=== Records for this task ===
------------

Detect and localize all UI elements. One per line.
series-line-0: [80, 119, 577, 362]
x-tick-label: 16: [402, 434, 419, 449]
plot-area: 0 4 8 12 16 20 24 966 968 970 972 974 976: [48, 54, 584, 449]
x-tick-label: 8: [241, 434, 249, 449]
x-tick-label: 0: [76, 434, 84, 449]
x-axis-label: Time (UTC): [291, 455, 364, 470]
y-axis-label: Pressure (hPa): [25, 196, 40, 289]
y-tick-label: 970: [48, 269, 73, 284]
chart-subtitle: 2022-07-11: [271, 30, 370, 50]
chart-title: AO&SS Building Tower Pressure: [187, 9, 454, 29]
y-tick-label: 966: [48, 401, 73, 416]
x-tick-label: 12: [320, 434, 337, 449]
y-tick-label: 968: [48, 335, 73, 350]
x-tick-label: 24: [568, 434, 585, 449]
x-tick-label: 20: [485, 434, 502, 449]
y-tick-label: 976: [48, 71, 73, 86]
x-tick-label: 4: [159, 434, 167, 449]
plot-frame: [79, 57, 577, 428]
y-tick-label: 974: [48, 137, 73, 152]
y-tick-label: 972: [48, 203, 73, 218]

------------

=== What you should do ===
Copy every line from the records above, with no changes at all.

=== Problem solution ===
Detect and localize all UI elements. One per line.
series-line-0: [80, 119, 577, 362]
x-tick-label: 16: [402, 434, 419, 449]
plot-area: 0 4 8 12 16 20 24 966 968 970 972 974 976: [48, 54, 584, 449]
x-tick-label: 8: [241, 434, 249, 449]
x-tick-label: 0: [76, 434, 84, 449]
x-axis-label: Time (UTC): [291, 455, 364, 470]
y-axis-label: Pressure (hPa): [25, 196, 40, 289]
y-tick-label: 970: [48, 269, 73, 284]
chart-subtitle: 2022-07-11: [271, 30, 370, 50]
chart-title: AO&SS Building Tower Pressure: [187, 9, 454, 29]
y-tick-label: 966: [48, 401, 73, 416]
x-tick-label: 12: [320, 434, 337, 449]
y-tick-label: 968: [48, 335, 73, 350]
x-tick-label: 24: [568, 434, 585, 449]
x-tick-label: 20: [485, 434, 502, 449]
y-tick-label: 976: [48, 71, 73, 86]
x-tick-label: 4: [159, 434, 167, 449]
plot-frame: [79, 57, 577, 428]
y-tick-label: 974: [48, 137, 73, 152]
y-tick-label: 972: [48, 203, 73, 218]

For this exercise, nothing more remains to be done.